* The exercise *
Select and reproduce each line of the listing below that bears the string "area".

* Supplied information *

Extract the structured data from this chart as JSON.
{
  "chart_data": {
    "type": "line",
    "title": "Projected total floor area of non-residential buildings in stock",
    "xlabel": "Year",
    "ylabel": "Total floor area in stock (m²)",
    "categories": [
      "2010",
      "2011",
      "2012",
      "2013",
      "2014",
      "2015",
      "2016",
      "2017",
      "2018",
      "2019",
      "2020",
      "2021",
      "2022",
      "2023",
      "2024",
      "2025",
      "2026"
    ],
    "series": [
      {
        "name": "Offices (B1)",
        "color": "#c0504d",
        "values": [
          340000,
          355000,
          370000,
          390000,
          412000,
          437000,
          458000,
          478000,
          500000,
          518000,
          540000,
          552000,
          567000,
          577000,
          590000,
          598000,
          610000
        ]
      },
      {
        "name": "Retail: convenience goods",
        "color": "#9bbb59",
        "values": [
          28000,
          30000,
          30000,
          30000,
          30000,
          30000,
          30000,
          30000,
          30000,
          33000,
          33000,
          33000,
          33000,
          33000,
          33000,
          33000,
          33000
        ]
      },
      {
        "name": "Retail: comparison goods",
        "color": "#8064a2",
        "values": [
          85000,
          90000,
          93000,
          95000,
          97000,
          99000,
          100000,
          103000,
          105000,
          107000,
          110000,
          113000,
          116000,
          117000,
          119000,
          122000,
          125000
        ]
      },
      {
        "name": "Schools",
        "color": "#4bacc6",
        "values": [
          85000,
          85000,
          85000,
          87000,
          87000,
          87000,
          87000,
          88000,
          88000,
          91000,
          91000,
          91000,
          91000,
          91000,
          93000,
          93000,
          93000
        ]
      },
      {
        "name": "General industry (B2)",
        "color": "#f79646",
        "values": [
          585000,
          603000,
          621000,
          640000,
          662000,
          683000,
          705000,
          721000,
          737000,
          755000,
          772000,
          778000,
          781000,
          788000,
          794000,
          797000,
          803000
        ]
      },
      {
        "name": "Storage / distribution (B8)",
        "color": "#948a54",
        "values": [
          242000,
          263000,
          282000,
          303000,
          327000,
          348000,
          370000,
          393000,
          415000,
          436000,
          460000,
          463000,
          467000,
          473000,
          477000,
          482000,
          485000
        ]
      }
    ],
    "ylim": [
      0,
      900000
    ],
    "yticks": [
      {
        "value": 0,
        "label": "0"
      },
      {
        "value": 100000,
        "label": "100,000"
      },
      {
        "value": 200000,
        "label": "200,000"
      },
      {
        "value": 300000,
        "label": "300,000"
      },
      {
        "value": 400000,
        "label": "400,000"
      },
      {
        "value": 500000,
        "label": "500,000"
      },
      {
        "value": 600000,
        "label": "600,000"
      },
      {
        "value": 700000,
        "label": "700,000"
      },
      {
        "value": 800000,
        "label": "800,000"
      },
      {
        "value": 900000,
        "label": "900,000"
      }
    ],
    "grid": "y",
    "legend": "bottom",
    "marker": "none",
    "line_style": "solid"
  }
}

* Output of the exercise *
    "title": "Projected total floor area of non-residential buildings in stock",
    "ylabel": "Total floor area in stock (m²)",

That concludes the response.